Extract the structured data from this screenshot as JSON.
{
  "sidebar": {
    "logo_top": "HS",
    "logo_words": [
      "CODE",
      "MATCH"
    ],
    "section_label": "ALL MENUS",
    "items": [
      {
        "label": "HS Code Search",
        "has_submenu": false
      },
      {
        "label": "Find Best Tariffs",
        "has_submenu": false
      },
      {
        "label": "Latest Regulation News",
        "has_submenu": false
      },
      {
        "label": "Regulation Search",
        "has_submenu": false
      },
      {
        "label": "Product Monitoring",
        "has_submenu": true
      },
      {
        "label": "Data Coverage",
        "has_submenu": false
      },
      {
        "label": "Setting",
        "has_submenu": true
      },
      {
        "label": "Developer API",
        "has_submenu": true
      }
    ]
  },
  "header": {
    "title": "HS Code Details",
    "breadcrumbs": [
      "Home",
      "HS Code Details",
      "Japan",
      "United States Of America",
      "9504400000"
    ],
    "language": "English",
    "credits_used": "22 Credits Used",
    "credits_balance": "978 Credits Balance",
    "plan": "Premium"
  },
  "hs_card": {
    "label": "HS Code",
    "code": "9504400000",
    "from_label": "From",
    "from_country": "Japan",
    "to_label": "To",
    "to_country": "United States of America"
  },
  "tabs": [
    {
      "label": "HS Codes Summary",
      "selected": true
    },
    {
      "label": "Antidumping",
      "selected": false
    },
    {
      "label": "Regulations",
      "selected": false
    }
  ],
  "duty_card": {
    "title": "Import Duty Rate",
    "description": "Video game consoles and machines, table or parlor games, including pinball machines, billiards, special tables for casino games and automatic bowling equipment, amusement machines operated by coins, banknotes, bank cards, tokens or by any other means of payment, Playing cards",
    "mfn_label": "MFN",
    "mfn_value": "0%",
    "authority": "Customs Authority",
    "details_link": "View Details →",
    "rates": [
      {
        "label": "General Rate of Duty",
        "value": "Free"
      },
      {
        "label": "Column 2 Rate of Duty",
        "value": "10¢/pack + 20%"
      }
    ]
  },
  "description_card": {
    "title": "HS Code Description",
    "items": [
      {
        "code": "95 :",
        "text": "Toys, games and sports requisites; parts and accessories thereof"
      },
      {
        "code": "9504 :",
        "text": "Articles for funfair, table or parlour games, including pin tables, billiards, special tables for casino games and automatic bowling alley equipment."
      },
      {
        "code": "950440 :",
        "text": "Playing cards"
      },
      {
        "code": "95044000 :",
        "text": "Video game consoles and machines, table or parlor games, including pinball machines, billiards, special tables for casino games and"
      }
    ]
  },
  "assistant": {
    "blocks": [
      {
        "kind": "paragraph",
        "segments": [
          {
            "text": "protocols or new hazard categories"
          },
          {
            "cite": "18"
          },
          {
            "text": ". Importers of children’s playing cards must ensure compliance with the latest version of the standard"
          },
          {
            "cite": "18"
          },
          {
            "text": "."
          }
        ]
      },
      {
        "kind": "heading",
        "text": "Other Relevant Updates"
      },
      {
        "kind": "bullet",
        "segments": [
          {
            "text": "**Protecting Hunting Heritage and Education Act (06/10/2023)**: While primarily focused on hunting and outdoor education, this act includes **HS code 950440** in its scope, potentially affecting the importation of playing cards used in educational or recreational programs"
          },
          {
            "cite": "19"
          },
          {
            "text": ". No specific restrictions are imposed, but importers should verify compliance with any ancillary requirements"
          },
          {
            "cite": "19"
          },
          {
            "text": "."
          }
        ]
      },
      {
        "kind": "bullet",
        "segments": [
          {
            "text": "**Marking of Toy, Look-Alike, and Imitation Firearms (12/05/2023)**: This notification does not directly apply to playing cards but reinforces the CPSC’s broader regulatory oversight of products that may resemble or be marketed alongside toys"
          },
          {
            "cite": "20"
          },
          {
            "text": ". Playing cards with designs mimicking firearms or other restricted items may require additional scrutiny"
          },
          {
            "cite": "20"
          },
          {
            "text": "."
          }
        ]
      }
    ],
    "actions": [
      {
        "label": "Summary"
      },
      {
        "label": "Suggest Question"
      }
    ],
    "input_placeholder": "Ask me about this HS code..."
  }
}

Prompt
Exactly reproduce every line found in the records.

Answer below
Extract the structured data from this screenshot as JSON.
{
  "sidebar": {
    "logo_top": "HS",
    "logo_words": [
      "CODE",
      "MATCH"
    ],
    "section_label": "ALL MENUS",
    "items": [
      {
        "label": "HS Code Search",
        "has_submenu": false
      },
      {
        "label": "Find Best Tariffs",
        "has_submenu": false
      },
      {
        "label": "Latest Regulation News",
        "has_submenu": false
      },
      {
        "label": "Regulation Search",
        "has_submenu": false
      },
      {
        "label": "Product Monitoring",
        "has_submenu": true
      },
      {
        "label": "Data Coverage",
        "has_submenu": false
      },
      {
        "label": "Setting",
        "has_submenu": true
      },
      {
        "label": "Developer API",
        "has_submenu": true
      }
    ]
  },
  "header": {
    "title": "HS Code Details",
    "breadcrumbs": [
      "Home",
      "HS Code Details",
      "Japan",
      "United States Of America",
      "9504400000"
    ],
    "language": "English",
    "credits_used": "22 Credits Used",
    "credits_balance": "978 Credits Balance",
    "plan": "Premium"
  },
  "hs_card": {
    "label": "HS Code",
    "code": "9504400000",
    "from_label": "From",
    "from_country": "Japan",
    "to_label": "To",
    "to_country": "United States of America"
  },
  "tabs": [
    {
      "label": "HS Codes Summary",
      "selected": true
    },
    {
      "label": "Antidumping",
      "selected": false
    },
    {
      "label": "Regulations",
      "selected": false
    }
  ],
  "duty_card": {
    "title": "Import Duty Rate",
    "description": "Video game consoles and machines, table or parlor games, including pinball machines, billiards, special tables for casino games and automatic bowling equipment, amusement machines operated by coins, banknotes, bank cards, tokens or by any other means of payment, Playing cards",
    "mfn_label": "MFN",
    "mfn_value": "0%",
    "authority": "Customs Authority",
    "details_link": "View Details →",
    "rates": [
      {
        "label": "General Rate of Duty",
        "value": "Free"
      },
      {
        "label": "Column 2 Rate of Duty",
        "value": "10¢/pack + 20%"
      }
    ]
  },
  "description_card": {
    "title": "HS Code Description",
    "items": [
      {
        "code": "95 :",
        "text": "Toys, games and sports requisites; parts and accessories thereof"
      },
      {
        "code": "9504 :",
        "text": "Articles for funfair, table or parlour games, including pin tables, billiards, special tables for casino games and automatic bowling alley equipment."
      },
      {
        "code": "950440 :",
        "text": "Playing cards"
      },
      {
        "code": "95044000 :",
        "text": "Video game consoles and machines, table or parlor games, including pinball machines, billiards, special tables for casino games and"
      }
    ]
  },
  "assistant": {
    "blocks": [
      {
        "kind": "paragraph",
        "segments": [
          {
            "text": "protocols or new hazard categories"
          },
          {
            "cite": "18"
          },
          {
            "text": ". Importers of children’s playing cards must ensure compliance with the latest version of the standard"
          },
          {
            "cite": "18"
          },
          {
            "text": "."
          }
        ]
      },
      {
        "kind": "heading",
        "text": "Other Relevant Updates"
      },
      {
        "kind": "bullet",
        "segments": [
          {
            "text": "**Protecting Hunting Heritage and Education Act (06/10/2023)**: While primarily focused on hunting and outdoor education, this act includes **HS code 950440** in its scope, potentially affecting the importation of playing cards used in educational or recreational programs"
          },
          {
            "cite": "19"
          },
          {
            "text": ". No specific restrictions are imposed, but importers should verify compliance with any ancillary requirements"
          },
          {
            "cite": "19"
          },
          {
            "text": "."
          }
        ]
      },
      {
        "kind": "bullet",
        "segments": [
          {
            "text": "**Marking of Toy, Look-Alike, and Imitation Firearms (12/05/2023)**: This notification does not directly apply to playing cards but reinforces the CPSC’s broader regulatory oversight of products that may resemble or be marketed alongside toys"
          },
          {
            "cite": "20"
          },
          {
            "text": ". Playing cards with designs mimicking firearms or other restricted items may require additional scrutiny"
          },
          {
            "cite": "20"
          },
          {
            "text": "."
          }
        ]
      }
    ],
    "actions": [
      {
        "label": "Summary"
      },
      {
        "label": "Suggest Question"
      }
    ],
    "input_placeholder": "Ask me about this HS code..."
  }
}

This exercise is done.